### Requirement
Every record here needs to be written out again exactly.

## Start Excerpted data

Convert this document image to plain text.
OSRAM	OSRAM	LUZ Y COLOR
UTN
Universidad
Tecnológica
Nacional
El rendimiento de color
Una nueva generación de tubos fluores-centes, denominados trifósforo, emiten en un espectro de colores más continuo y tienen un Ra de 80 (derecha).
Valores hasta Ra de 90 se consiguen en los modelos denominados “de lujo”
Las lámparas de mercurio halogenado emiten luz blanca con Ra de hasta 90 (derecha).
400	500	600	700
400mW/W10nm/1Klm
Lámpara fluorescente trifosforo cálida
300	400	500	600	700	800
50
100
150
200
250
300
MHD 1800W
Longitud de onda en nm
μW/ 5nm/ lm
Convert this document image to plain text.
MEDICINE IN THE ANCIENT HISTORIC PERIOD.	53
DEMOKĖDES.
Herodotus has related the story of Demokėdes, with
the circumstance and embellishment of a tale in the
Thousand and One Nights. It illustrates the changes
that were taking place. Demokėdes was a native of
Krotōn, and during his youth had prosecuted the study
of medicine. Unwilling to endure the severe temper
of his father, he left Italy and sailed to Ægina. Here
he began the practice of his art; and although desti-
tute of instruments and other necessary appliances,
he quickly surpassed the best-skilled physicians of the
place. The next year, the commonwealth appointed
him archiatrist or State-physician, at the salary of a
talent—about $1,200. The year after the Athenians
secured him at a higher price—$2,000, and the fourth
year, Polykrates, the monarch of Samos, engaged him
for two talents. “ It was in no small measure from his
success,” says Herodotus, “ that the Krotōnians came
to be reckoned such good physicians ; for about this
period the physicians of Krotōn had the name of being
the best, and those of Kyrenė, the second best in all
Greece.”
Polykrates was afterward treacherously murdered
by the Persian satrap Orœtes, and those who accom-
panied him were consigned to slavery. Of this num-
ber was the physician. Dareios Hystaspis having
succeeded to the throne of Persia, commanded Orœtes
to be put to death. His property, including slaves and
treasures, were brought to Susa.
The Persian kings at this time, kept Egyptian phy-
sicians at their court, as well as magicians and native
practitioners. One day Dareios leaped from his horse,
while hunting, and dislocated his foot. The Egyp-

## End Excerpted data

### Output of the exercise
Convert this document image to plain text.
OSRAM	OSRAM	LUZ Y COLOR
UTN
Universidad
Tecnológica
Nacional
El rendimiento de color
Una nueva generación de tubos fluores-centes, denominados trifósforo, emiten en un espectro de colores más continuo y tienen un Ra de 80 (derecha).
Valores hasta Ra de 90 se consiguen en los modelos denominados “de lujo”
Las lámparas de mercurio halogenado emiten luz blanca con Ra de hasta 90 (derecha).
400	500	600	700
400mW/W10nm/1Klm
Lámpara fluorescente trifosforo cálida
300	400	500	600	700	800
50
100
150
200
250
300
MHD 1800W
Longitud de onda en nm
μW/ 5nm/ lm
Convert this document image to plain text.
MEDICINE IN THE ANCIENT HISTORIC PERIOD.	53
DEMOKĖDES.
Herodotus has related the story of Demokėdes, with
the circumstance and embellishment of a tale in the
Thousand and One Nights. It illustrates the changes
that were taking place. Demokėdes was a native of
Krotōn, and during his youth had prosecuted the study
of medicine. Unwilling to endure the severe temper
of his father, he left Italy and sailed to Ægina. Here
he began the practice of his art; and although desti-
tute of instruments and other necessary appliances,
he quickly surpassed the best-skilled physicians of the
place. The next year, the commonwealth appointed
him archiatrist or State-physician, at the salary of a
talent—about $1,200. The year after the Athenians
secured him at a higher price—$2,000, and the fourth
year, Polykrates, the monarch of Samos, engaged him
for two talents. “ It was in no small measure from his
success,” says Herodotus, “ that the Krotōnians came
to be reckoned such good physicians ; for about this
period the physicians of Krotōn had the name of being
the best, and those of Kyrenė, the second best in all
Greece.”
Polykrates was afterward treacherously murdered
by the Persian satrap Orœtes, and those who accom-
panied him were consigned to slavery. Of this num-
ber was the physician. Dareios Hystaspis having
succeeded to the throne of Persia, commanded Orœtes
to be put to death. His property, including slaves and
treasures, were brought to Susa.
The Persian kings at this time, kept Egyptian phy-
sicians at their court, as well as magicians and native
practitioners. One day Dareios leaped from his horse,
while hunting, and dislocated his foot. The Egyp-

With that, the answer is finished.